BEGIN

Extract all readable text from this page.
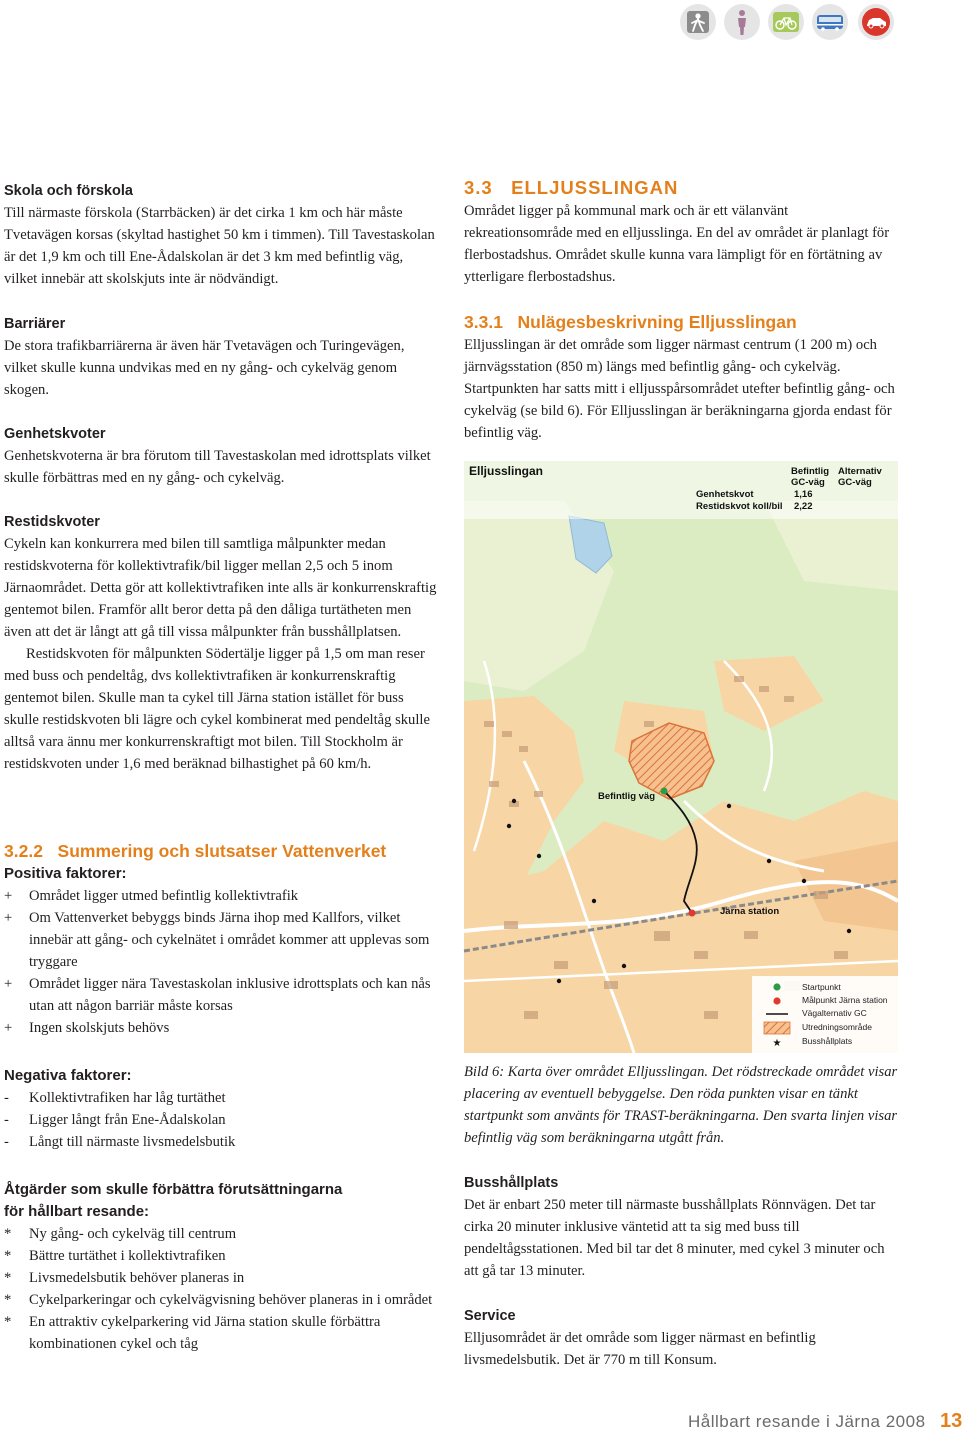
Skola och förskola

Till närmaste förskola (Starrbäcken) är det cirka 1 km och här måste Tvetavägen korsas (skyltad hastighet 50 km i timmen). Till Tavestaskolan är det 1,9 km och till Ene-Ådalskolan är det 3 km med befintlig väg, vilket innebär att skolskjuts inte är nödvändigt.

Barriärer

De stora trafikbarriärerna är även här Tvetavägen och Turingevägen, vilket skulle kunna undvikas med en ny gång- och cykelväg genom skogen.

Genhetskvoter

Genhetskvoterna är bra förutom till Tavestaskolan med idrottsplats vilket skulle förbättras med en ny gång- och cykelväg.

Restidskvoter

Cykeln kan konkurrera med bilen till samtliga målpunkter medan restidskvoterna för kollektivtrafik/bil ligger mellan 2,5 och 5 inom Järnaområdet. Detta gör att kollektivtrafiken inte alls är konkurrenskraftig gentemot bilen. Framför allt beror detta på den dåliga turtätheten men även att det är långt att gå till vissa målpunkter från busshållplatsen.

Restidskvoten för målpunkten Södertälje ligger på 1,5 om man reser med buss och pendeltåg, dvs kollektivtrafiken är konkurrenskraftig gentemot bilen. Skulle man ta cykel till Järna station istället för buss skulle restidskvoten bli lägre och cykel kombinerat med pendeltåg skulle alltså vara ännu mer konkurrenskraftigt mot bilen. Till Stockholm är restidskvoten under 1,6 med beräknad bilhastighet på 60 km/h.

3.2.2 Summering och slutsatser Vattenverket

Positiva faktorer:
+ Området ligger utmed befintlig kollektivtrafik
+ Om Vattenverket bebyggs binds Järna ihop med Kallfors, vilket innebär att gång- och cykelnätet i området kommer att upplevas som tryggare
+ Området ligger nära Tavestaskolan inklusive idrottsplats och kan nås utan att någon barriär måste korsas
+ Ingen skolskjuts behövs
Negativa faktorer:
- Kollektivtrafiken har låg turtäthet
- Ligger långt från Ene-Ådalskolan
- Långt till närmaste livsmedelsbutik
Åtgärder som skulle förbättra förutsättningarna
för hållbart resande:
* Ny gång- och cykelväg till centrum
* Bättre turtäthet i kollektivtrafiken
* Livsmedelsbutik behöver planeras in
* Cykelparkeringar och cykelvägvisning behöver planeras in i området
* En attraktiv cykelparkering vid Järna station skulle förbättra kombinationen cykel och tåg

3.3 ELLJUSSLINGAN

Området ligger på kommunal mark och är ett välanvänt rekreationsområde med en elljusslinga. En del av området är planlagt för flerbostadshus. Området skulle kunna vara lämpligt för en förtätning av ytterligare flerbostadshus.

3.3.1 Nulägesbeskrivning Elljusslingan

Elljusslingan är det område som ligger närmast centrum (1 200 m) och järnvägsstation (850 m) längs med befintlig gång- och cykelväg. Startpunkten har satts mitt i elljusspårsområdet utefter befintlig gång- och cykelväg (se bild 6). För Elljusslingan är beräkningarna gjorda endast för befintlig väg.

★
Elljusslingan	Befintlig
GC-väg
Alternativ
GC-väg
Genhetskvot	1,16
Restidskvot koll/bil 2,22
Befintlig väg
Järna station
Startpunkt
Målpunkt Järna station
Vägalternativ GC
Utredningsområde
Busshållplats

Bild 6: Karta över området Elljusslingan. Det rödstreckade området visar placering av eventuell bebyggelse. Den röda punkten visar en tänkt startpunkt som använts för TRAST-beräkningarna. Den svarta linjen visar befintlig väg som beräkningarna utgått från.

Busshållplats

Det är enbart 250 meter till närmaste busshållplats Rönnvägen. Det tar cirka 20 minuter inklusive väntetid att ta sig med buss till pendeltågsstationen. Med bil tar det 8 minuter, med cykel 3 minuter och att gå tar 13 minuter.

Service

Elljusområdet är det område som ligger närmast en befintlig livsmedelsbutik. Det är 770 m till Konsum.

Hållbart resande i Järna 2008 13
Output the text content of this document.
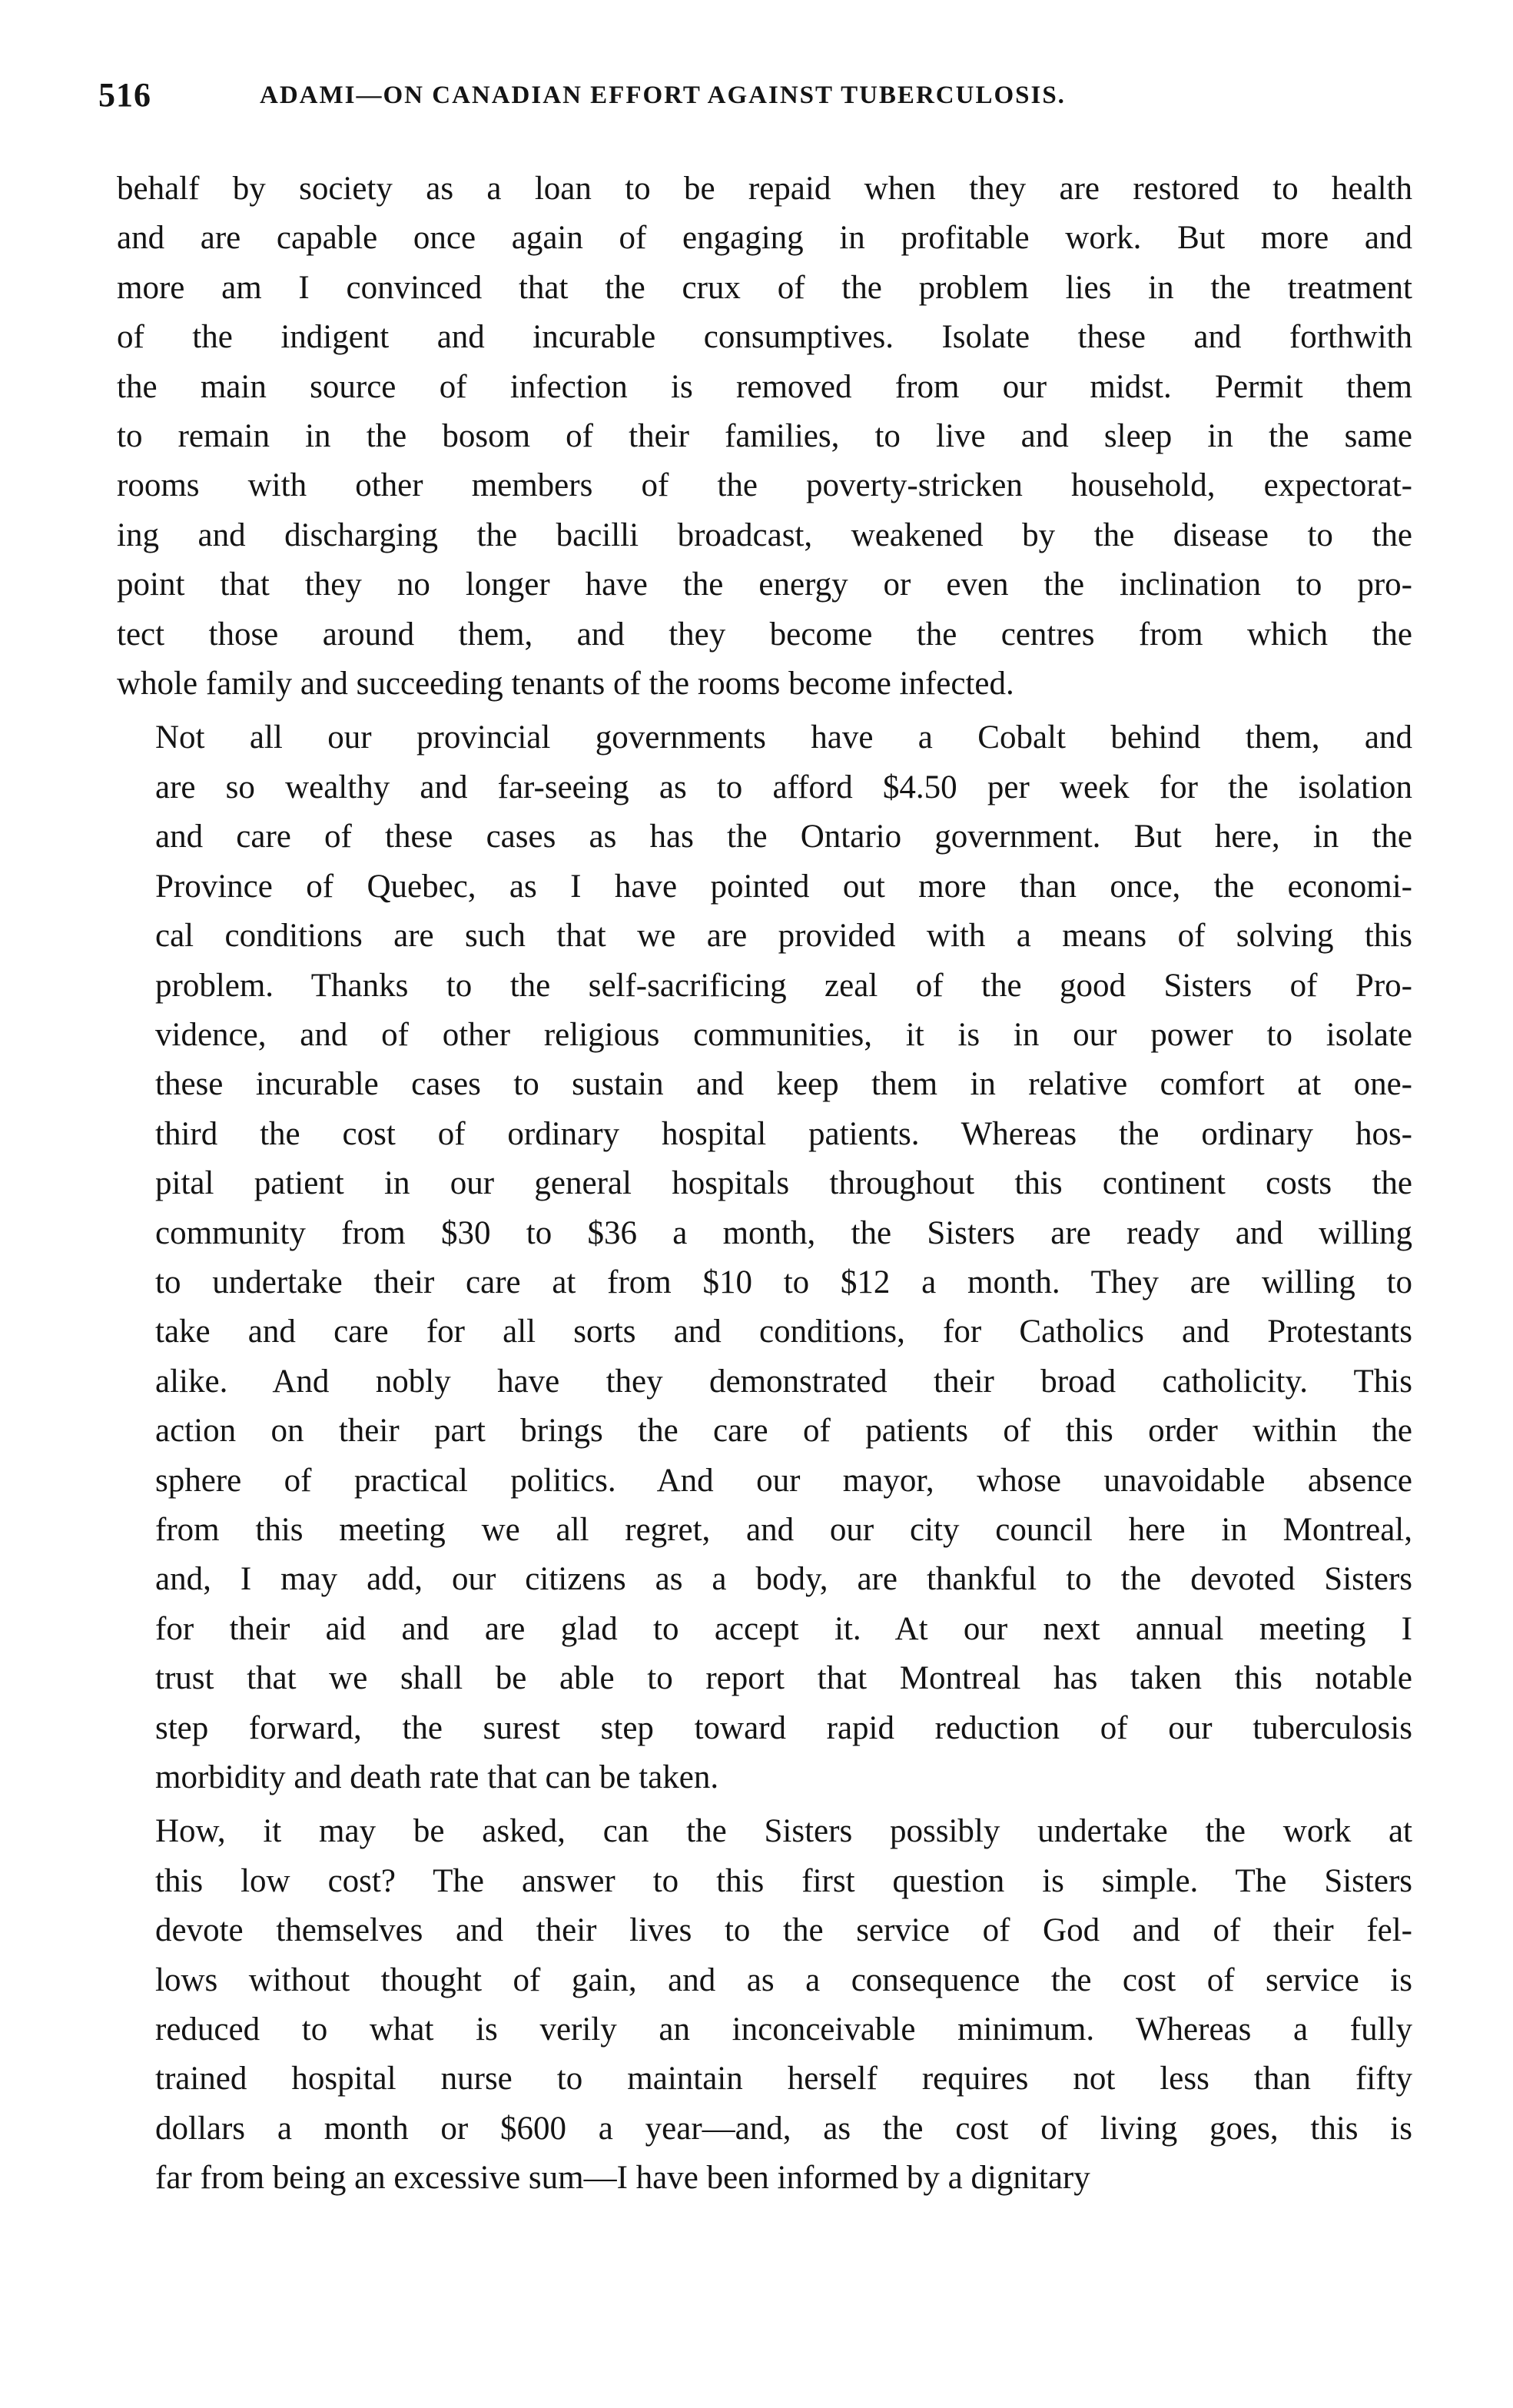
516	ADAMI—ON CANADIAN EFFORT AGAINST TUBERCULOSIS.

behalf by society as a loan to be repaid when they are restored to health
and are capable once again of engaging in profitable work. But more and
more am I convinced that the crux of the problem lies in the treatment
of the indigent and incurable consumptives. Isolate these and forthwith
the main source of infection is removed from our midst. Permit them
to remain in the bosom of their families, to live and sleep in the same
rooms with other members of the poverty-stricken household, expectorat-
ing and discharging the bacilli broadcast, weakened by the disease to the
point that they no longer have the energy or even the inclination to pro-
tect those around them, and they become the centres from which the
whole family and succeeding tenants of the rooms become infected.

Not all our provincial governments have a Cobalt behind them, and
are so wealthy and far-seeing as to afford $4.50 per week for the isolation
and care of these cases as has the Ontario government. But here, in the
Province of Quebec, as I have pointed out more than once, the economi-
cal conditions are such that we are provided with a means of solving this
problem. Thanks to the self-sacrificing zeal of the good Sisters of Pro-
vidence, and of other religious communities, it is in our power to isolate
these incurable cases to sustain and keep them in relative comfort at one-
third the cost of ordinary hospital patients. Whereas the ordinary hos-
pital patient in our general hospitals throughout this continent costs the
community from $30 to $36 a month, the Sisters are ready and willing
to undertake their care at from $10 to $12 a month. They are willing to
take and care for all sorts and conditions, for Catholics and Protestants
alike. And nobly have they demonstrated their broad catholicity. This
action on their part brings the care of patients of this order within the
sphere of practical politics. And our mayor, whose unavoidable absence
from this meeting we all regret, and our city council here in Montreal,
and, I may add, our citizens as a body, are thankful to the devoted Sisters
for their aid and are glad to accept it. At our next annual meeting I
trust that we shall be able to report that Montreal has taken this notable
step forward, the surest step toward rapid reduction of our tuberculosis
morbidity and death rate that can be taken.

How, it may be asked, can the Sisters possibly undertake the work at
this low cost? The answer to this first question is simple. The Sisters
devote themselves and their lives to the service of God and of their fel-
lows without thought of gain, and as a consequence the cost of service is
reduced to what is verily an inconceivable minimum. Whereas a fully
trained hospital nurse to maintain herself requires not less than fifty
dollars a month or $600 a year—and, as the cost of living goes, this is
far from being an excessive sum—I have been informed by a dignitary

END

- TASK DIRECTIONS
In full and without change, repeat the material above, minus the pictures.

- WRITTEN RESPONSE
Extract all readable text from this page.
Skola och förskola

Till närmaste förskola (Starrbäcken) är det cirka 1 km och här måste Tvetavägen korsas (skyltad hastighet 50 km i timmen). Till Tavestaskolan är det 1,9 km och till Ene-Ådalskolan är det 3 km med befintlig väg, vilket innebär att skolskjuts inte är nödvändigt.

Barriärer

De stora trafikbarriärerna är även här Tvetavägen och Turingevägen, vilket skulle kunna undvikas med en ny gång- och cykelväg genom skogen.

Genhetskvoter

Genhetskvoterna är bra förutom till Tavestaskolan med idrottsplats vilket skulle förbättras med en ny gång- och cykelväg.

Restidskvoter

Cykeln kan konkurrera med bilen till samtliga målpunkter medan restidskvoterna för kollektivtrafik/bil ligger mellan 2,5 och 5 inom Järnaområdet. Detta gör att kollektivtrafiken inte alls är konkurrenskraftig gentemot bilen. Framför allt beror detta på den dåliga turtätheten men även att det är långt att gå till vissa målpunkter från busshållplatsen.

Restidskvoten för målpunkten Södertälje ligger på 1,5 om man reser med buss och pendeltåg, dvs kollektivtrafiken är konkurrenskraftig gentemot bilen. Skulle man ta cykel till Järna station istället för buss skulle restidskvoten bli lägre och cykel kombinerat med pendeltåg skulle alltså vara ännu mer konkurrenskraftigt mot bilen. Till Stockholm är restidskvoten under 1,6 med beräknad bilhastighet på 60 km/h.

3.2.2 Summering och slutsatser Vattenverket

Positiva faktorer:
+ Området ligger utmed befintlig kollektivtrafik
+ Om Vattenverket bebyggs binds Järna ihop med Kallfors, vilket innebär att gång- och cykelnätet i området kommer att upplevas som tryggare
+ Området ligger nära Tavestaskolan inklusive idrottsplats och kan nås utan att någon barriär måste korsas
+ Ingen skolskjuts behövs
Negativa faktorer:
- Kollektivtrafiken har låg turtäthet
- Ligger långt från Ene-Ådalskolan
- Långt till närmaste livsmedelsbutik
Åtgärder som skulle förbättra förutsättningarna
för hållbart resande:
* Ny gång- och cykelväg till centrum
* Bättre turtäthet i kollektivtrafiken
* Livsmedelsbutik behöver planeras in
* Cykelparkeringar och cykelvägvisning behöver planeras in i området
* En attraktiv cykelparkering vid Järna station skulle förbättra kombinationen cykel och tåg

3.3 ELLJUSSLINGAN

Området ligger på kommunal mark och är ett välanvänt rekreationsområde med en elljusslinga. En del av området är planlagt för flerbostadshus. Området skulle kunna vara lämpligt för en förtätning av ytterligare flerbostadshus.

3.3.1 Nulägesbeskrivning Elljusslingan

Elljusslingan är det område som ligger närmast centrum (1 200 m) och järnvägsstation (850 m) längs med befintlig gång- och cykelväg. Startpunkten har satts mitt i elljusspårsområdet utefter befintlig gång- och cykelväg (se bild 6). För Elljusslingan är beräkningarna gjorda endast för befintlig väg.

★
Elljusslingan	Befintlig
GC-väg
Alternativ
GC-väg
Genhetskvot	1,16
Restidskvot koll/bil 2,22
Befintlig väg
Järna station
Startpunkt
Målpunkt Järna station
Vägalternativ GC
Utredningsområde
Busshållplats

Bild 6: Karta över området Elljusslingan. Det rödstreckade området visar placering av eventuell bebyggelse. Den röda punkten visar en tänkt startpunkt som använts för TRAST-beräkningarna. Den svarta linjen visar befintlig väg som beräkningarna utgått från.

Busshållplats

Det är enbart 250 meter till närmaste busshållplats Rönnvägen. Det tar cirka 20 minuter inklusive väntetid att ta sig med buss till pendeltågsstationen. Med bil tar det 8 minuter, med cykel 3 minuter och att gå tar 13 minuter.

Service

Elljusområdet är det område som ligger närmast en befintlig livsmedelsbutik. Det är 770 m till Konsum.

Hållbart resande i Järna 2008 13
Output the text content of this document.
516	ADAMI—ON CANADIAN EFFORT AGAINST TUBERCULOSIS.

behalf by society as a loan to be repaid when they are restored to health
and are capable once again of engaging in profitable work. But more and
more am I convinced that the crux of the problem lies in the treatment
of the indigent and incurable consumptives. Isolate these and forthwith
the main source of infection is removed from our midst. Permit them
to remain in the bosom of their families, to live and sleep in the same
rooms with other members of the poverty-stricken household, expectorat-
ing and discharging the bacilli broadcast, weakened by the disease to the
point that they no longer have the energy or even the inclination to pro-
tect those around them, and they become the centres from which the
whole family and succeeding tenants of the rooms become infected.

Not all our provincial governments have a Cobalt behind them, and
are so wealthy and far-seeing as to afford $4.50 per week for the isolation
and care of these cases as has the Ontario government. But here, in the
Province of Quebec, as I have pointed out more than once, the economi-
cal conditions are such that we are provided with a means of solving this
problem. Thanks to the self-sacrificing zeal of the good Sisters of Pro-
vidence, and of other religious communities, it is in our power to isolate
these incurable cases to sustain and keep them in relative comfort at one-
third the cost of ordinary hospital patients. Whereas the ordinary hos-
pital patient in our general hospitals throughout this continent costs the
community from $30 to $36 a month, the Sisters are ready and willing
to undertake their care at from $10 to $12 a month. They are willing to
take and care for all sorts and conditions, for Catholics and Protestants
alike. And nobly have they demonstrated their broad catholicity. This
action on their part brings the care of patients of this order within the
sphere of practical politics. And our mayor, whose unavoidable absence
from this meeting we all regret, and our city council here in Montreal,
and, I may add, our citizens as a body, are thankful to the devoted Sisters
for their aid and are glad to accept it. At our next annual meeting I
trust that we shall be able to report that Montreal has taken this notable
step forward, the surest step toward rapid reduction of our tuberculosis
morbidity and death rate that can be taken.

How, it may be asked, can the Sisters possibly undertake the work at
this low cost? The answer to this first question is simple. The Sisters
devote themselves and their lives to the service of God and of their fel-
lows without thought of gain, and as a consequence the cost of service is
reduced to what is verily an inconceivable minimum. Whereas a fully
trained hospital nurse to maintain herself requires not less than fifty
dollars a month or $600 a year—and, as the cost of living goes, this is
far from being an excessive sum—I have been informed by a dignitary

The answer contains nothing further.